Collection entries:
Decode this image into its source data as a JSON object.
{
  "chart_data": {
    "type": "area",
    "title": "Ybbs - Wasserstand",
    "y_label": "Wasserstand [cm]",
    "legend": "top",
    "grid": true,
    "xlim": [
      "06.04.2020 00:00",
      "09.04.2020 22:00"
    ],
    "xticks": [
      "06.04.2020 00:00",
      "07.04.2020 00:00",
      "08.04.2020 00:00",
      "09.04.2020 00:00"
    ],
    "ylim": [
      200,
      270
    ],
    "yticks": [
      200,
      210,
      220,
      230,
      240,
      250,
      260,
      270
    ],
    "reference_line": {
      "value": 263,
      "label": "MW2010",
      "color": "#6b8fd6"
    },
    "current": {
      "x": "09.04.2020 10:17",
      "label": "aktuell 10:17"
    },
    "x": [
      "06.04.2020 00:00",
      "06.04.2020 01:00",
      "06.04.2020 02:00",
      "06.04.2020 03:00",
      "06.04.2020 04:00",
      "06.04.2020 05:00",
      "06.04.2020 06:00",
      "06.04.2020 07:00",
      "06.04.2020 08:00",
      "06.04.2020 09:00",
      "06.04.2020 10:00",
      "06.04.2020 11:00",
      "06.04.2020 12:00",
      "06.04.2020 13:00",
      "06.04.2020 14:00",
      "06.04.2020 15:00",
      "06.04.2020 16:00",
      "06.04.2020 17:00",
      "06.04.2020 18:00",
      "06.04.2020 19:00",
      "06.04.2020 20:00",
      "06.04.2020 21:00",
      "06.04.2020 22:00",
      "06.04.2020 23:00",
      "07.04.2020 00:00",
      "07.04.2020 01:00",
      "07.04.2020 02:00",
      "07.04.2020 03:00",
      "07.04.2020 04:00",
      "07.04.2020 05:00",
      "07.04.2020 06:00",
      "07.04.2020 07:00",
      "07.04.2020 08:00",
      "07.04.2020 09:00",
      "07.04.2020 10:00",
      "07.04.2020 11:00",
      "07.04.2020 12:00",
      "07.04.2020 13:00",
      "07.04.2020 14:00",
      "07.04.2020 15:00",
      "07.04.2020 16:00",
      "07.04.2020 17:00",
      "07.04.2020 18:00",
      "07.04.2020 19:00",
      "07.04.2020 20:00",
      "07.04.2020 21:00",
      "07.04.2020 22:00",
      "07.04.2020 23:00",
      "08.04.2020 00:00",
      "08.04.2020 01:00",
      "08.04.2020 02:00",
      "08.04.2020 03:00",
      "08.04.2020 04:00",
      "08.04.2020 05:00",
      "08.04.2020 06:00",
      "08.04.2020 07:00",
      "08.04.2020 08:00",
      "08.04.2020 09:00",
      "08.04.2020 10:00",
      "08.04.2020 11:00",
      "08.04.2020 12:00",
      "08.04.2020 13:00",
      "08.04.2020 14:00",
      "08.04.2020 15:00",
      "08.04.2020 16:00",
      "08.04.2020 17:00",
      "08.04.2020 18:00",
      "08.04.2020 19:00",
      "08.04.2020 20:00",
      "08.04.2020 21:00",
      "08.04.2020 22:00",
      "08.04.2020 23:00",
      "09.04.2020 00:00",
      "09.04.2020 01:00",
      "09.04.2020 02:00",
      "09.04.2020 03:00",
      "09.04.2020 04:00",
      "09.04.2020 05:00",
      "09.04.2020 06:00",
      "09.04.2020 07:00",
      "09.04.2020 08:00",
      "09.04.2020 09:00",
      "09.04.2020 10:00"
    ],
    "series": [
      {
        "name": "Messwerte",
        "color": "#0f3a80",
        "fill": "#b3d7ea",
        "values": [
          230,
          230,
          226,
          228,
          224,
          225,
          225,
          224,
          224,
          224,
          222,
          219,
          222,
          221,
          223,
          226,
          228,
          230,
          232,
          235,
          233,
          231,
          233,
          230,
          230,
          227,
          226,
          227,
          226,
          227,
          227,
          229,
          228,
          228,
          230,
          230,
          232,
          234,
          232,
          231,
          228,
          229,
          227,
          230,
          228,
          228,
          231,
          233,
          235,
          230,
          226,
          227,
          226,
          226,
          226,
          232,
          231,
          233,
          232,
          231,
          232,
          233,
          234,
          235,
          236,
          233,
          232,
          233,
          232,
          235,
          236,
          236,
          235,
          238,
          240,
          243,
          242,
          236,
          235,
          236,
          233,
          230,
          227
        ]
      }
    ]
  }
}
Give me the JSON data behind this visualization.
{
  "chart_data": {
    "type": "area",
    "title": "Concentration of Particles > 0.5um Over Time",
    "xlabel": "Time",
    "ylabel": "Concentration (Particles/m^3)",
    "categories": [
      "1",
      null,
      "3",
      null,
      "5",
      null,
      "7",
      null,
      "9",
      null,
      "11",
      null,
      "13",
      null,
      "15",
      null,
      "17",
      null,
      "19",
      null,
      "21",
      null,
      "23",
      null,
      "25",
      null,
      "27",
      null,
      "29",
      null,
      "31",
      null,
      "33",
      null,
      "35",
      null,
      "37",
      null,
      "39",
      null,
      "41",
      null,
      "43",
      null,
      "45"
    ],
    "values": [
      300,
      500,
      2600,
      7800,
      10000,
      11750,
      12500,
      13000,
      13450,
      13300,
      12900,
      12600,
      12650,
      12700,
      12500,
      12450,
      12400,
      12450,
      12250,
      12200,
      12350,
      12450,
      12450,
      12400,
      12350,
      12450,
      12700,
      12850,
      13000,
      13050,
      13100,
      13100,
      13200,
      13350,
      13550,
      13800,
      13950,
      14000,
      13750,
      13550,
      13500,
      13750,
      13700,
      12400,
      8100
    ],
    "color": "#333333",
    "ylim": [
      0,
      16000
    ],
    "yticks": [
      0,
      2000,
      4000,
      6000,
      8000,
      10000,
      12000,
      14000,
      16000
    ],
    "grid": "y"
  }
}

### What the task requires
Print again each line of the listing above, exactly as it appears.

### Exercise output
Decode this image into its source data as a JSON object.
{
  "chart_data": {
    "type": "area",
    "title": "Ybbs - Wasserstand",
    "y_label": "Wasserstand [cm]",
    "legend": "top",
    "grid": true,
    "xlim": [
      "06.04.2020 00:00",
      "09.04.2020 22:00"
    ],
    "xticks": [
      "06.04.2020 00:00",
      "07.04.2020 00:00",
      "08.04.2020 00:00",
      "09.04.2020 00:00"
    ],
    "ylim": [
      200,
      270
    ],
    "yticks": [
      200,
      210,
      220,
      230,
      240,
      250,
      260,
      270
    ],
    "reference_line": {
      "value": 263,
      "label": "MW2010",
      "color": "#6b8fd6"
    },
    "current": {
      "x": "09.04.2020 10:17",
      "label": "aktuell 10:17"
    },
    "x": [
      "06.04.2020 00:00",
      "06.04.2020 01:00",
      "06.04.2020 02:00",
      "06.04.2020 03:00",
      "06.04.2020 04:00",
      "06.04.2020 05:00",
      "06.04.2020 06:00",
      "06.04.2020 07:00",
      "06.04.2020 08:00",
      "06.04.2020 09:00",
      "06.04.2020 10:00",
      "06.04.2020 11:00",
      "06.04.2020 12:00",
      "06.04.2020 13:00",
      "06.04.2020 14:00",
      "06.04.2020 15:00",
      "06.04.2020 16:00",
      "06.04.2020 17:00",
      "06.04.2020 18:00",
      "06.04.2020 19:00",
      "06.04.2020 20:00",
      "06.04.2020 21:00",
      "06.04.2020 22:00",
      "06.04.2020 23:00",
      "07.04.2020 00:00",
      "07.04.2020 01:00",
      "07.04.2020 02:00",
      "07.04.2020 03:00",
      "07.04.2020 04:00",
      "07.04.2020 05:00",
      "07.04.2020 06:00",
      "07.04.2020 07:00",
      "07.04.2020 08:00",
      "07.04.2020 09:00",
      "07.04.2020 10:00",
      "07.04.2020 11:00",
      "07.04.2020 12:00",
      "07.04.2020 13:00",
      "07.04.2020 14:00",
      "07.04.2020 15:00",
      "07.04.2020 16:00",
      "07.04.2020 17:00",
      "07.04.2020 18:00",
      "07.04.2020 19:00",
      "07.04.2020 20:00",
      "07.04.2020 21:00",
      "07.04.2020 22:00",
      "07.04.2020 23:00",
      "08.04.2020 00:00",
      "08.04.2020 01:00",
      "08.04.2020 02:00",
      "08.04.2020 03:00",
      "08.04.2020 04:00",
      "08.04.2020 05:00",
      "08.04.2020 06:00",
      "08.04.2020 07:00",
      "08.04.2020 08:00",
      "08.04.2020 09:00",
      "08.04.2020 10:00",
      "08.04.2020 11:00",
      "08.04.2020 12:00",
      "08.04.2020 13:00",
      "08.04.2020 14:00",
      "08.04.2020 15:00",
      "08.04.2020 16:00",
      "08.04.2020 17:00",
      "08.04.2020 18:00",
      "08.04.2020 19:00",
      "08.04.2020 20:00",
      "08.04.2020 21:00",
      "08.04.2020 22:00",
      "08.04.2020 23:00",
      "09.04.2020 00:00",
      "09.04.2020 01:00",
      "09.04.2020 02:00",
      "09.04.2020 03:00",
      "09.04.2020 04:00",
      "09.04.2020 05:00",
      "09.04.2020 06:00",
      "09.04.2020 07:00",
      "09.04.2020 08:00",
      "09.04.2020 09:00",
      "09.04.2020 10:00"
    ],
    "series": [
      {
        "name": "Messwerte",
        "color": "#0f3a80",
        "fill": "#b3d7ea",
        "values": [
          230,
          230,
          226,
          228,
          224,
          225,
          225,
          224,
          224,
          224,
          222,
          219,
          222,
          221,
          223,
          226,
          228,
          230,
          232,
          235,
          233,
          231,
          233,
          230,
          230,
          227,
          226,
          227,
          226,
          227,
          227,
          229,
          228,
          228,
          230,
          230,
          232,
          234,
          232,
          231,
          228,
          229,
          227,
          230,
          228,
          228,
          231,
          233,
          235,
          230,
          226,
          227,
          226,
          226,
          226,
          232,
          231,
          233,
          232,
          231,
          232,
          233,
          234,
          235,
          236,
          233,
          232,
          233,
          232,
          235,
          236,
          236,
          235,
          238,
          240,
          243,
          242,
          236,
          235,
          236,
          233,
          230,
          227
        ]
      }
    ]
  }
}
Give me the JSON data behind this visualization.
{
  "chart_data": {
    "type": "area",
    "title": "Concentration of Particles > 0.5um Over Time",
    "xlabel": "Time",
    "ylabel": "Concentration (Particles/m^3)",
    "categories": [
      "1",
      null,
      "3",
      null,
      "5",
      null,
      "7",
      null,
      "9",
      null,
      "11",
      null,
      "13",
      null,
      "15",
      null,
      "17",
      null,
      "19",
      null,
      "21",
      null,
      "23",
      null,
      "25",
      null,
      "27",
      null,
      "29",
      null,
      "31",
      null,
      "33",
      null,
      "35",
      null,
      "37",
      null,
      "39",
      null,
      "41",
      null,
      "43",
      null,
      "45"
    ],
    "values": [
      300,
      500,
      2600,
      7800,
      10000,
      11750,
      12500,
      13000,
      13450,
      13300,
      12900,
      12600,
      12650,
      12700,
      12500,
      12450,
      12400,
      12450,
      12250,
      12200,
      12350,
      12450,
      12450,
      12400,
      12350,
      12450,
      12700,
      12850,
      13000,
      13050,
      13100,
      13100,
      13200,
      13350,
      13550,
      13800,
      13950,
      14000,
      13750,
      13550,
      13500,
      13750,
      13700,
      12400,
      8100
    ],
    "color": "#333333",
    "ylim": [
      0,
      16000
    ],
    "yticks": [
      0,
      2000,
      4000,
      6000,
      8000,
      10000,
      12000,
      14000,
      16000
    ],
    "grid": "y"
  }
}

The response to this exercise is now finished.